## begin Material for this exercise
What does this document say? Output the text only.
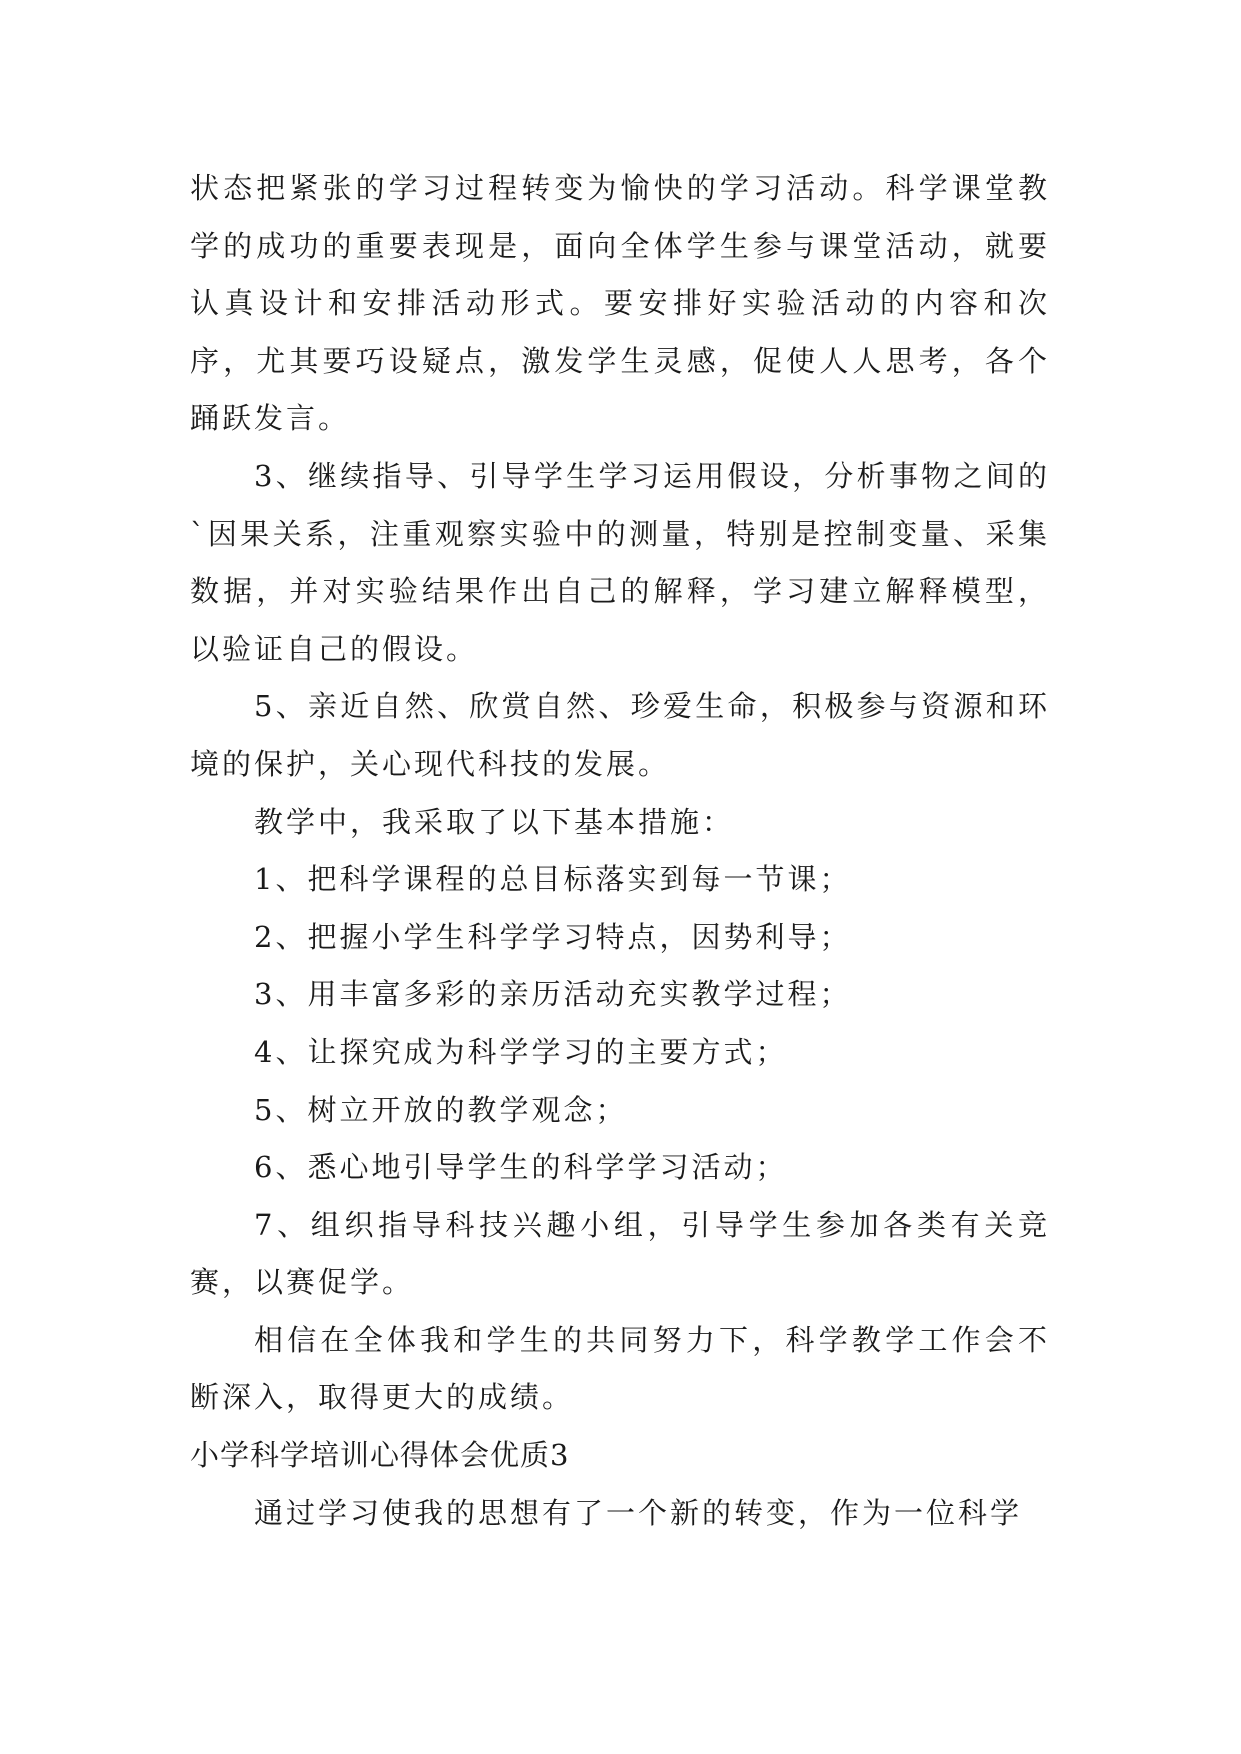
状态把紧张的学习过程转变为愉快的学习活动。科学课堂教学的成功的重要表现是，面向全体学生参与课堂活动，就要认真设计和安排活动形式。要安排好实验活动的内容和次序，尤其要巧设疑点，激发学生灵感，促使人人思考，各个踊跃发言。

3、继续指导、引导学生学习运用假设，分析事物之间的`因果关系，注重观察实验中的测量，特别是控制变量、采集数据，并对实验结果作出自己的解释，学习建立解释模型，以验证自己的假设。

5、亲近自然、欣赏自然、珍爱生命，积极参与资源和环境的保护，关心现代科技的发展。

教学中，我采取了以下基本措施：

1、把科学课程的总目标落实到每一节课；

2、把握小学生科学学习特点，因势利导；

3、用丰富多彩的亲历活动充实教学过程；

4、让探究成为科学学习的主要方式；

5、树立开放的教学观念；

6、悉心地引导学生的科学学习活动；

7、组织指导科技兴趣小组，引导学生参加各类有关竞赛，以赛促学。

相信在全体我和学生的共同努力下，科学教学工作会不断深入，取得更大的成绩。

小学科学培训心得体会优质3

通过学习使我的思想有了一个新的转变，作为一位科学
## end Material for this exercise
Job – Each record above should come back exactly the same, only without its pictures.

Solution to this task –
What does this document say? Output the text only.
状态把紧张的学习过程转变为愉快的学习活动。科学课堂教学的成功的重要表现是，面向全体学生参与课堂活动，就要认真设计和安排活动形式。要安排好实验活动的内容和次序，尤其要巧设疑点，激发学生灵感，促使人人思考，各个踊跃发言。

3、继续指导、引导学生学习运用假设，分析事物之间的`因果关系，注重观察实验中的测量，特别是控制变量、采集数据，并对实验结果作出自己的解释，学习建立解释模型，以验证自己的假设。

5、亲近自然、欣赏自然、珍爱生命，积极参与资源和环境的保护，关心现代科技的发展。

教学中，我采取了以下基本措施：

1、把科学课程的总目标落实到每一节课；

2、把握小学生科学学习特点，因势利导；

3、用丰富多彩的亲历活动充实教学过程；

4、让探究成为科学学习的主要方式；

5、树立开放的教学观念；

6、悉心地引导学生的科学学习活动；

7、组织指导科技兴趣小组，引导学生参加各类有关竞赛，以赛促学。

相信在全体我和学生的共同努力下，科学教学工作会不断深入，取得更大的成绩。

小学科学培训心得体会优质3

通过学习使我的思想有了一个新的转变，作为一位科学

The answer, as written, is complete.